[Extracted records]
┌────────
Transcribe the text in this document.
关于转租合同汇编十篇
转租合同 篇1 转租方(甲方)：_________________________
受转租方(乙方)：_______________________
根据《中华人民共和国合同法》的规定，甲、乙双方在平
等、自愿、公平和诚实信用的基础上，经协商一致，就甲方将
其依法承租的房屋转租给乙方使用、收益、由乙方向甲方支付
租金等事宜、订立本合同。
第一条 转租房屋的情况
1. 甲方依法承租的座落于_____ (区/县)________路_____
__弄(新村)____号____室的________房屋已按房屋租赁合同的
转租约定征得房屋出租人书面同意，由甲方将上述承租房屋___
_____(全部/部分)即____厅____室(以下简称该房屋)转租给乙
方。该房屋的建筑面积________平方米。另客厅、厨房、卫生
└────────
### What to work on
Write the material out again in its entirety, exactly as shown.

### Answer for this exercise
Transcribe the text in this document.
关于转租合同汇编十篇
转租合同 篇1 转租方(甲方)：_________________________
受转租方(乙方)：_______________________
根据《中华人民共和国合同法》的规定，甲、乙双方在平
等、自愿、公平和诚实信用的基础上，经协商一致，就甲方将
其依法承租的房屋转租给乙方使用、收益、由乙方向甲方支付
租金等事宜、订立本合同。
第一条 转租房屋的情况
1. 甲方依法承租的座落于_____ (区/县)________路_____
__弄(新村)____号____室的________房屋已按房屋租赁合同的
转租约定征得房屋出租人书面同意，由甲方将上述承租房屋___
_____(全部/部分)即____厅____室(以下简称该房屋)转租给乙
方。该房屋的建筑面积________平方米。另客厅、厨房、卫生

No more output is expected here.